-- BEGIN --

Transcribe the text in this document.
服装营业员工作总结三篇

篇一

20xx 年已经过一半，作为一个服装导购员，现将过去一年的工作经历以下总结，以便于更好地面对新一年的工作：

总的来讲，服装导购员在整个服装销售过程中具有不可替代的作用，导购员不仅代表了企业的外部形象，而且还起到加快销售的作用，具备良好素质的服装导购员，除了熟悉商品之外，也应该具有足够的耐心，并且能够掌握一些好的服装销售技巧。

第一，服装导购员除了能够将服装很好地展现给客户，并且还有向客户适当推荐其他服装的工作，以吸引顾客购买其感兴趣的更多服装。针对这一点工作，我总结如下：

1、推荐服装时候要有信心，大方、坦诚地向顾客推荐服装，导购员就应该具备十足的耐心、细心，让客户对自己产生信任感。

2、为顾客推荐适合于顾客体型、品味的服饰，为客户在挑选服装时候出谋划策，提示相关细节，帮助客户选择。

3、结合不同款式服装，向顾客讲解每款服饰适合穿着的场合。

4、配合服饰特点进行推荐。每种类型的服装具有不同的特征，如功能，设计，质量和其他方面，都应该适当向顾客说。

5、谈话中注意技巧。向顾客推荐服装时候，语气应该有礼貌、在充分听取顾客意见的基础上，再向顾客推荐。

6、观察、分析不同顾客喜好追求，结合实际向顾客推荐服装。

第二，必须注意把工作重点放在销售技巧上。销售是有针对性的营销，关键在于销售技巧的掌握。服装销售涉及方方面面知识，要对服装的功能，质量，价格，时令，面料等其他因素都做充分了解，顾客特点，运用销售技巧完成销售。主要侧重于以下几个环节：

-- END --

Print the entries exactly. Include every one.

Transcribe the text in this document.
服装营业员工作总结三篇

篇一

20xx 年已经过一半，作为一个服装导购员，现将过去一年的工作经历以下总结，以便于更好地面对新一年的工作：

总的来讲，服装导购员在整个服装销售过程中具有不可替代的作用，导购员不仅代表了企业的外部形象，而且还起到加快销售的作用，具备良好素质的服装导购员，除了熟悉商品之外，也应该具有足够的耐心，并且能够掌握一些好的服装销售技巧。

第一，服装导购员除了能够将服装很好地展现给客户，并且还有向客户适当推荐其他服装的工作，以吸引顾客购买其感兴趣的更多服装。针对这一点工作，我总结如下：

1、推荐服装时候要有信心，大方、坦诚地向顾客推荐服装，导购员就应该具备十足的耐心、细心，让客户对自己产生信任感。

2、为顾客推荐适合于顾客体型、品味的服饰，为客户在挑选服装时候出谋划策，提示相关细节，帮助客户选择。

3、结合不同款式服装，向顾客讲解每款服饰适合穿着的场合。

4、配合服饰特点进行推荐。每种类型的服装具有不同的特征，如功能，设计，质量和其他方面，都应该适当向顾客说。

5、谈话中注意技巧。向顾客推荐服装时候，语气应该有礼貌、在充分听取顾客意见的基础上，再向顾客推荐。

6、观察、分析不同顾客喜好追求，结合实际向顾客推荐服装。

第二，必须注意把工作重点放在销售技巧上。销售是有针对性的营销，关键在于销售技巧的掌握。服装销售涉及方方面面知识，要对服装的功能，质量，价格，时令，面料等其他因素都做充分了解，顾客特点，运用销售技巧完成销售。主要侧重于以下几个环节：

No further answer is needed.